GOAL =>
Scan the entries below and extract each line with the word "lock" in it.

TASK INPUT =>

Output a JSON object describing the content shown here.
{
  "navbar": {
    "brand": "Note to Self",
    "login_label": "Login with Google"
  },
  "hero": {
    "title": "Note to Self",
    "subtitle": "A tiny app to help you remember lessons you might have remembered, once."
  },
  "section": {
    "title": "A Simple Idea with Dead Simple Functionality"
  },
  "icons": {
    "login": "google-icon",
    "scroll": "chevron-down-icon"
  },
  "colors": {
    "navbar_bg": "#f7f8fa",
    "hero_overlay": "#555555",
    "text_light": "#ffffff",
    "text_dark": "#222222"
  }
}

...

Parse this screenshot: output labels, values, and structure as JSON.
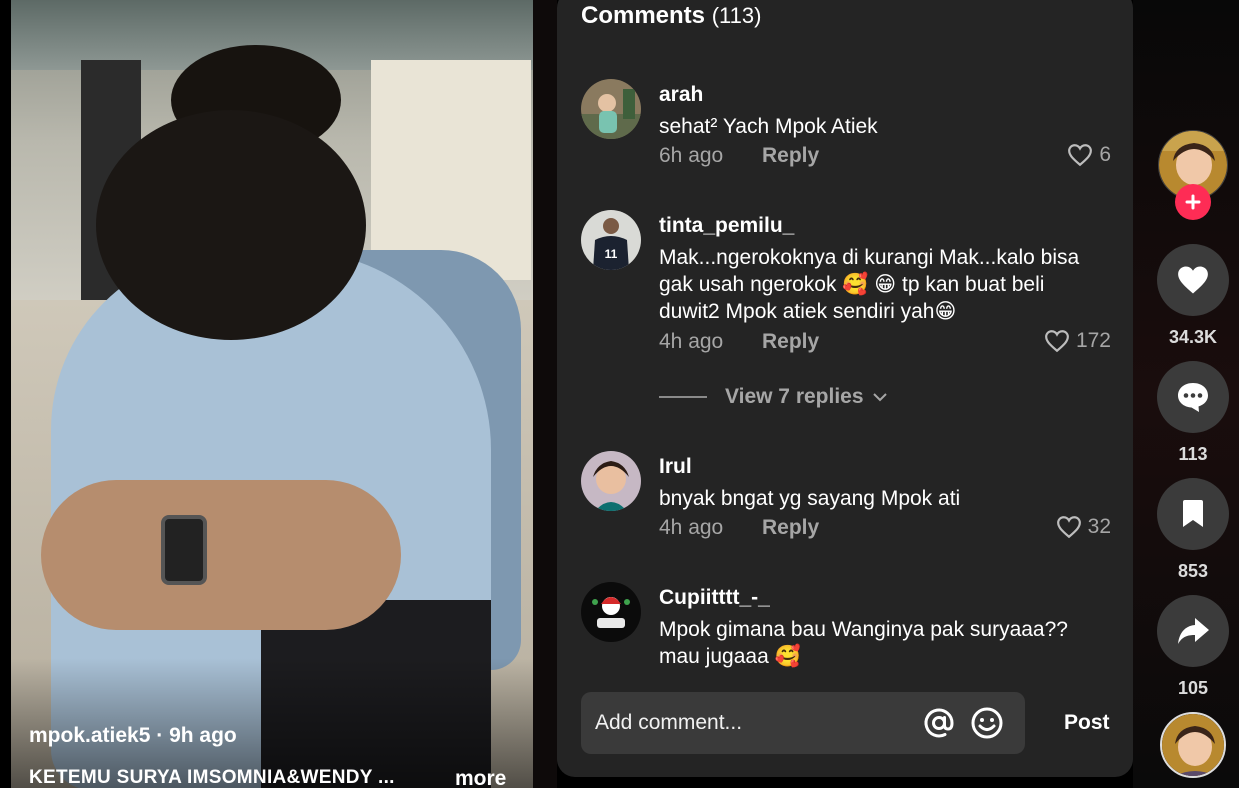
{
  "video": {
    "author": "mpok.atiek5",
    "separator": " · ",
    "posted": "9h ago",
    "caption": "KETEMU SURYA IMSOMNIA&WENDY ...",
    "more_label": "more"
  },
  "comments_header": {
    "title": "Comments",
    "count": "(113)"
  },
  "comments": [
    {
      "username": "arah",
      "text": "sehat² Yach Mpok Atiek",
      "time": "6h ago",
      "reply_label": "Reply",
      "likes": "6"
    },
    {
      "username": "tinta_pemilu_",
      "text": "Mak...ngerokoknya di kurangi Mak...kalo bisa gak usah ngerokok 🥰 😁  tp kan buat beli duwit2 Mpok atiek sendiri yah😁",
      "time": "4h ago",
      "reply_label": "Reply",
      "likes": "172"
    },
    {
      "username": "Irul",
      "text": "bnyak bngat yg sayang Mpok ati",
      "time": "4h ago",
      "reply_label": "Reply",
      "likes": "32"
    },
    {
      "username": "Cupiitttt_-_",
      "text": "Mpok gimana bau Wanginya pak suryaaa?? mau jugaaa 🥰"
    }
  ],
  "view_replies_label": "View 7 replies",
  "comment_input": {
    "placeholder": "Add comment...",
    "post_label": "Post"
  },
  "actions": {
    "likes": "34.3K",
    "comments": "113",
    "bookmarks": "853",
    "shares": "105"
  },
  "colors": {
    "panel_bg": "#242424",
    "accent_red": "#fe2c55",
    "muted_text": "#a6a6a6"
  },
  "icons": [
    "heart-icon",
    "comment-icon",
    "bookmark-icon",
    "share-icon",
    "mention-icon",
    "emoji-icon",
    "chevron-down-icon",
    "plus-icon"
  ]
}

* * *

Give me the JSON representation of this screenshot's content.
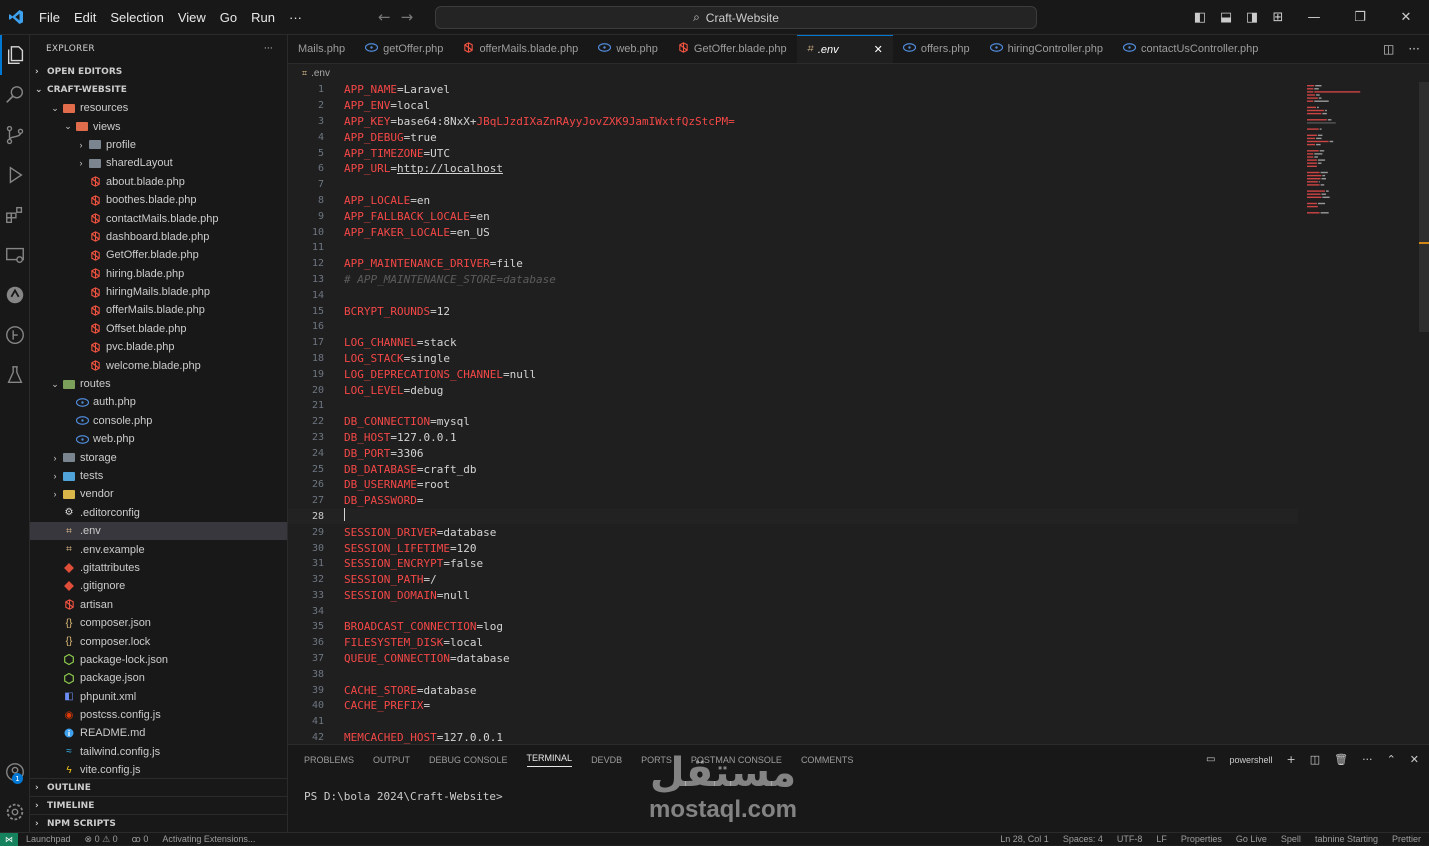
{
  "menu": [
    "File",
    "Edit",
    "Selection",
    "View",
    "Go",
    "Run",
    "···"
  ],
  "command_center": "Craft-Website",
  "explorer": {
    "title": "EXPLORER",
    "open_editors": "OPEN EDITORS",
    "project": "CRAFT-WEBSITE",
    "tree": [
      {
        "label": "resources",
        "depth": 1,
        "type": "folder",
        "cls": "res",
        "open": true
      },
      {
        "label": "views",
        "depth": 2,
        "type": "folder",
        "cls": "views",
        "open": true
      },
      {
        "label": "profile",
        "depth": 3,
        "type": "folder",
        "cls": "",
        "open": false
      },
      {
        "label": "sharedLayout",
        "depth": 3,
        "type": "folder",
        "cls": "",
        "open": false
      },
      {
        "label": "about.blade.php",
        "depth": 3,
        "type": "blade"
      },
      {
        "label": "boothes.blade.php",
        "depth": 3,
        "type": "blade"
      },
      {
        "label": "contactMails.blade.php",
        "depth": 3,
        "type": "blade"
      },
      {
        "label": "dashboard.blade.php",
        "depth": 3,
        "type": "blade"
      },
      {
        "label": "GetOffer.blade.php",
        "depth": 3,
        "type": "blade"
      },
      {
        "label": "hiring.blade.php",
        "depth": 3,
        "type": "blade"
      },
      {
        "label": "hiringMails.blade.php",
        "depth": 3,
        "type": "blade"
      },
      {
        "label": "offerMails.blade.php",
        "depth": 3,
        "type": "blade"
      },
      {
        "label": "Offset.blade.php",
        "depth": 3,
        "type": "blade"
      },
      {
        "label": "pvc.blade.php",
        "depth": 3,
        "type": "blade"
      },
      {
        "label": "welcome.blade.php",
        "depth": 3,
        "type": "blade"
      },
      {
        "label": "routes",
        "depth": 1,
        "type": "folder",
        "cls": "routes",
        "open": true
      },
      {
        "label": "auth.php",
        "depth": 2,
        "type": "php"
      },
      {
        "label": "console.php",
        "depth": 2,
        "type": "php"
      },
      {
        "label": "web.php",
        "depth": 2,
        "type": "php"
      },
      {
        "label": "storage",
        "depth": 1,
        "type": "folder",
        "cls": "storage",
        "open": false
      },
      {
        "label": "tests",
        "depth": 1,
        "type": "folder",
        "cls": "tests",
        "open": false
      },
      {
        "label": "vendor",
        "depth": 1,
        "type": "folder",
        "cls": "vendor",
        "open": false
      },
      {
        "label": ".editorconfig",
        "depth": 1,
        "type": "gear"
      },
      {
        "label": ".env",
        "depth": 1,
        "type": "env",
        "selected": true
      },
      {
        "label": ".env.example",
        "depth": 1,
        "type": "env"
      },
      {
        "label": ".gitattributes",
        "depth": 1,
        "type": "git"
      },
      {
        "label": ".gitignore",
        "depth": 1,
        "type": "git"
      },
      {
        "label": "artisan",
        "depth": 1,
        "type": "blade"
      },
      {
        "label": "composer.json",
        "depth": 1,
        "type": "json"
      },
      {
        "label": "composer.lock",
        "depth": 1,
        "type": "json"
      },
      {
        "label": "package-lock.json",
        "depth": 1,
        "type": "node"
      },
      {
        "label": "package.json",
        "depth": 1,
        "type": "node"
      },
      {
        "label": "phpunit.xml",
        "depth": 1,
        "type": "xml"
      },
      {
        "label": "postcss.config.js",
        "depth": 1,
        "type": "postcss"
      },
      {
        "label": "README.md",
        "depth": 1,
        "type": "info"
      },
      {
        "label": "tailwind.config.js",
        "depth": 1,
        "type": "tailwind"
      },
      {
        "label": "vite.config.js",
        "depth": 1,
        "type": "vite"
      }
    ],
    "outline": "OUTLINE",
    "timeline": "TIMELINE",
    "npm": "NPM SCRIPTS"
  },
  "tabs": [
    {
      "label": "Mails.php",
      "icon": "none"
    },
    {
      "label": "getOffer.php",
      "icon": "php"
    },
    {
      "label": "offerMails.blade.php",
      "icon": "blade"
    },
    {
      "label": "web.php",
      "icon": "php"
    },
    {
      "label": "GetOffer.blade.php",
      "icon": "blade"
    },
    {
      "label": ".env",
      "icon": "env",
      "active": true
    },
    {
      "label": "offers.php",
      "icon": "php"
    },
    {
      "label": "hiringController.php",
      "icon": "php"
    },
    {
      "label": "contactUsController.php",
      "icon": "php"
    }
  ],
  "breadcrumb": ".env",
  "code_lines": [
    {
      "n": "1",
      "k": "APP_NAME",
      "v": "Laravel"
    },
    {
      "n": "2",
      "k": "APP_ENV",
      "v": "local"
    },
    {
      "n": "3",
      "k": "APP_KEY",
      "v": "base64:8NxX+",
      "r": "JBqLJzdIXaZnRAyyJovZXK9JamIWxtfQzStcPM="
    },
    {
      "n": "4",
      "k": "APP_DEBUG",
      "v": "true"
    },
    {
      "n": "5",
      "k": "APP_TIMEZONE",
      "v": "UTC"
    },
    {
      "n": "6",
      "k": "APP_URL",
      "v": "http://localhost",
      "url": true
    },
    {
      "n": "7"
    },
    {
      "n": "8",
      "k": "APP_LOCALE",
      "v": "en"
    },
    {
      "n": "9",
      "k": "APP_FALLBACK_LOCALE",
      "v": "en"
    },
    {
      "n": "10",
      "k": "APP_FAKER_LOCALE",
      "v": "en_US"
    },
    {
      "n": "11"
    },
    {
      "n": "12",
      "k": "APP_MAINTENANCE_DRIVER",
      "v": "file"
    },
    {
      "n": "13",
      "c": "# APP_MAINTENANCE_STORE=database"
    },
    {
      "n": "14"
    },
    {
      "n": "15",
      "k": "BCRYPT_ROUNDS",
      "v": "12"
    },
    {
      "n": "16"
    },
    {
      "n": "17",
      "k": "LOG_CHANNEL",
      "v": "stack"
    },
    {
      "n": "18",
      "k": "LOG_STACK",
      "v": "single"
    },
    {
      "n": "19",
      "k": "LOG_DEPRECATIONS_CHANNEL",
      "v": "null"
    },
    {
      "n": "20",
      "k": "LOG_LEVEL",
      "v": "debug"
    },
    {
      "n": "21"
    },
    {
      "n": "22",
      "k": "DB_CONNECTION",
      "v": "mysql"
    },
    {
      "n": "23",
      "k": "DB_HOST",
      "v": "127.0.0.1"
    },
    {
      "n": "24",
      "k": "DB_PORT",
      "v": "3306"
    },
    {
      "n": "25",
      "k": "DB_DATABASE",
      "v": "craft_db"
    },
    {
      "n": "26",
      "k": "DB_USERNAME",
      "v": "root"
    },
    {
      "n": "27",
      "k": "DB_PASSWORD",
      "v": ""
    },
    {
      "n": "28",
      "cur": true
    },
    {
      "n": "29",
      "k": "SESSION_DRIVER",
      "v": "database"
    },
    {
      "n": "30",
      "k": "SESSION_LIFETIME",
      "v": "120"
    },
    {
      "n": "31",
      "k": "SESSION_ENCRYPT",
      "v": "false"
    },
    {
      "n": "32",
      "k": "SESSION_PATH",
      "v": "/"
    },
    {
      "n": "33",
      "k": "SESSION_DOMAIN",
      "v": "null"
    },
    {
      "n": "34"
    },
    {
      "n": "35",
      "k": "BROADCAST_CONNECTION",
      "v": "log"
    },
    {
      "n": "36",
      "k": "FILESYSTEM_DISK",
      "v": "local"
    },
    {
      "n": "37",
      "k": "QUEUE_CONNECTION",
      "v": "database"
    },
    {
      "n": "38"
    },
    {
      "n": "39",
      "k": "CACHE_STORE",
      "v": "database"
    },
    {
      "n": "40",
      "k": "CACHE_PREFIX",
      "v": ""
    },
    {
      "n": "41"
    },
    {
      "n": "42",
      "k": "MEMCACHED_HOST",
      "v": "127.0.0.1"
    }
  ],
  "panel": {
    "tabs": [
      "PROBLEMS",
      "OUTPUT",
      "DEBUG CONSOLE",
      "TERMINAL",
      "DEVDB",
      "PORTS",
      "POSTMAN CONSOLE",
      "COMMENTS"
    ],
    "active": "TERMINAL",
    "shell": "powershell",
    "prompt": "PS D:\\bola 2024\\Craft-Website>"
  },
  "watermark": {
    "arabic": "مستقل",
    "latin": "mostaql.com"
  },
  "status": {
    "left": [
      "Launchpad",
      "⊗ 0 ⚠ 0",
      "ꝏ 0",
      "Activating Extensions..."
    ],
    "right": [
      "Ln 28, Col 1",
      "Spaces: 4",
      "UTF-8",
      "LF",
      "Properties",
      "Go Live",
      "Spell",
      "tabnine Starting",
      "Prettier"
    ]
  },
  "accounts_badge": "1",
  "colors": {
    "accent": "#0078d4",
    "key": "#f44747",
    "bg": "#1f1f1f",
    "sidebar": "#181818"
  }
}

SOLUTION =>
        "label": "composer.lock",
        "label": "package-lock.json",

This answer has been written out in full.